[Extracted data entries]
▬▬▬▬▬▬▬▬▬▬

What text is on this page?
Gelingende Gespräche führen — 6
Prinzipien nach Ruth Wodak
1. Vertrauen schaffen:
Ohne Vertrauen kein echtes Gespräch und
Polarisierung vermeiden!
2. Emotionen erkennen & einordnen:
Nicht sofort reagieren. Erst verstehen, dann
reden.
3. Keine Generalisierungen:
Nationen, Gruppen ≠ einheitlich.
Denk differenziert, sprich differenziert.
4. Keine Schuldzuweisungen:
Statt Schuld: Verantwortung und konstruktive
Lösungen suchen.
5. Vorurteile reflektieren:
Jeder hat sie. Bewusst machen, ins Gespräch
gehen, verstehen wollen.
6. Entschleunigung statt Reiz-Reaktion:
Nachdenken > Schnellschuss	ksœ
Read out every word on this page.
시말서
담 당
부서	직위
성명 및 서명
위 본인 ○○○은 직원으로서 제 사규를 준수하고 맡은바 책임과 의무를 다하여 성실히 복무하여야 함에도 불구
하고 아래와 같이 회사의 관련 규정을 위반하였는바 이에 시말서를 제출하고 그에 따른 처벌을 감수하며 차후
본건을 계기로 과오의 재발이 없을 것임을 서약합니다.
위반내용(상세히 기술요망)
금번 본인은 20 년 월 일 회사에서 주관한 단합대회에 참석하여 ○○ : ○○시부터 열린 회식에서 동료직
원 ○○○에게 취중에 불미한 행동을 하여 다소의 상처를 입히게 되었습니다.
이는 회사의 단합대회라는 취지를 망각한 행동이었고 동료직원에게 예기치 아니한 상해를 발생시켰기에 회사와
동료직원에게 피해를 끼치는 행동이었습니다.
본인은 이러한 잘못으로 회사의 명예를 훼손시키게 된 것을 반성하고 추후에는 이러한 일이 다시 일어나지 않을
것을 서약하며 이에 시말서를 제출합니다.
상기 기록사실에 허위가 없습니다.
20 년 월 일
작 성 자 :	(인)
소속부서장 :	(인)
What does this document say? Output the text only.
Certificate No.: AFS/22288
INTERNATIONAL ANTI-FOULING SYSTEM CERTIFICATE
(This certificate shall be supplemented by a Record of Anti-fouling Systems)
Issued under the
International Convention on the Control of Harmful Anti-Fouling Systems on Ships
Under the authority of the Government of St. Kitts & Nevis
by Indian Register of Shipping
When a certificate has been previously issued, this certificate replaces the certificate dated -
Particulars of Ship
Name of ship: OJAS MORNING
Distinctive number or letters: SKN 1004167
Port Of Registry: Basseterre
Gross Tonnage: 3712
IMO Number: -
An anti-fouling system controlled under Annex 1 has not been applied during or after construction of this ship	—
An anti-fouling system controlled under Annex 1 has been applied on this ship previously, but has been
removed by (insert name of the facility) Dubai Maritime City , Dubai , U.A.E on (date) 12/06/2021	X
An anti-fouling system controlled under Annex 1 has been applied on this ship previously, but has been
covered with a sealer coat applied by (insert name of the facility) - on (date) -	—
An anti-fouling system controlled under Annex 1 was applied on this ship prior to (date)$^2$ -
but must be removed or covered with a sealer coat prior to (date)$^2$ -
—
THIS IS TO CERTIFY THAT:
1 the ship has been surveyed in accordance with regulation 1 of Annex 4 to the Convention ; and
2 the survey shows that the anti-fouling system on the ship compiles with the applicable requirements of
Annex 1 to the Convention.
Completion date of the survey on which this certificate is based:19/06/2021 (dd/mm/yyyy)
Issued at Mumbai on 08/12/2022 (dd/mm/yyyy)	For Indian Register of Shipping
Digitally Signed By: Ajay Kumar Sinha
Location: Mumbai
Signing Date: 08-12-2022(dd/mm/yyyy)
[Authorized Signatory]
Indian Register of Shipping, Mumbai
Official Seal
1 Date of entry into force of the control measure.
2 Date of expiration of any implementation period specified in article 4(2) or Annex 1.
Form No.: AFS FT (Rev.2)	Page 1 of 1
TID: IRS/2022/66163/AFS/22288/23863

▬▬▬▬▬▬▬▬▬▬

• **Your instructions**
The records above should be repeated in full, exactly as given.

• **Output for this task**
What text is on this page?
Gelingende Gespräche führen — 6
Prinzipien nach Ruth Wodak
1. Vertrauen schaffen:
Ohne Vertrauen kein echtes Gespräch und
Polarisierung vermeiden!
2. Emotionen erkennen & einordnen:
Nicht sofort reagieren. Erst verstehen, dann
reden.
3. Keine Generalisierungen:
Nationen, Gruppen ≠ einheitlich.
Denk differenziert, sprich differenziert.
4. Keine Schuldzuweisungen:
Statt Schuld: Verantwortung und konstruktive
Lösungen suchen.
5. Vorurteile reflektieren:
Jeder hat sie. Bewusst machen, ins Gespräch
gehen, verstehen wollen.
6. Entschleunigung statt Reiz-Reaktion:
Nachdenken > Schnellschuss	ksœ
Read out every word on this page.
시말서
담 당
부서	직위
성명 및 서명
위 본인 ○○○은 직원으로서 제 사규를 준수하고 맡은바 책임과 의무를 다하여 성실히 복무하여야 함에도 불구
하고 아래와 같이 회사의 관련 규정을 위반하였는바 이에 시말서를 제출하고 그에 따른 처벌을 감수하며 차후
본건을 계기로 과오의 재발이 없을 것임을 서약합니다.
위반내용(상세히 기술요망)
금번 본인은 20 년 월 일 회사에서 주관한 단합대회에 참석하여 ○○ : ○○시부터 열린 회식에서 동료직
원 ○○○에게 취중에 불미한 행동을 하여 다소의 상처를 입히게 되었습니다.
이는 회사의 단합대회라는 취지를 망각한 행동이었고 동료직원에게 예기치 아니한 상해를 발생시켰기에 회사와
동료직원에게 피해를 끼치는 행동이었습니다.
본인은 이러한 잘못으로 회사의 명예를 훼손시키게 된 것을 반성하고 추후에는 이러한 일이 다시 일어나지 않을
것을 서약하며 이에 시말서를 제출합니다.
상기 기록사실에 허위가 없습니다.
20 년 월 일
작 성 자 :	(인)
소속부서장 :	(인)
What does this document say? Output the text only.
Certificate No.: AFS/22288
INTERNATIONAL ANTI-FOULING SYSTEM CERTIFICATE
(This certificate shall be supplemented by a Record of Anti-fouling Systems)
Issued under the
International Convention on the Control of Harmful Anti-Fouling Systems on Ships
Under the authority of the Government of St. Kitts & Nevis
by Indian Register of Shipping
When a certificate has been previously issued, this certificate replaces the certificate dated -
Particulars of Ship
Name of ship: OJAS MORNING
Distinctive number or letters: SKN 1004167
Port Of Registry: Basseterre
Gross Tonnage: 3712
IMO Number: -
An anti-fouling system controlled under Annex 1 has not been applied during or after construction of this ship	—
An anti-fouling system controlled under Annex 1 has been applied on this ship previously, but has been
removed by (insert name of the facility) Dubai Maritime City , Dubai , U.A.E on (date) 12/06/2021	X
An anti-fouling system controlled under Annex 1 has been applied on this ship previously, but has been
covered with a sealer coat applied by (insert name of the facility) - on (date) -	—
An anti-fouling system controlled under Annex 1 was applied on this ship prior to (date)$^2$ -
but must be removed or covered with a sealer coat prior to (date)$^2$ -
—
THIS IS TO CERTIFY THAT:
1 the ship has been surveyed in accordance with regulation 1 of Annex 4 to the Convention ; and
2 the survey shows that the anti-fouling system on the ship compiles with the applicable requirements of
Annex 1 to the Convention.
Completion date of the survey on which this certificate is based:19/06/2021 (dd/mm/yyyy)
Issued at Mumbai on 08/12/2022 (dd/mm/yyyy)	For Indian Register of Shipping
Digitally Signed By: Ajay Kumar Sinha
Location: Mumbai
Signing Date: 08-12-2022(dd/mm/yyyy)
[Authorized Signatory]
Indian Register of Shipping, Mumbai
Official Seal
1 Date of entry into force of the control measure.
2 Date of expiration of any implementation period specified in article 4(2) or Annex 1.
Form No.: AFS FT (Rev.2)	Page 1 of 1
TID: IRS/2022/66163/AFS/22288/23863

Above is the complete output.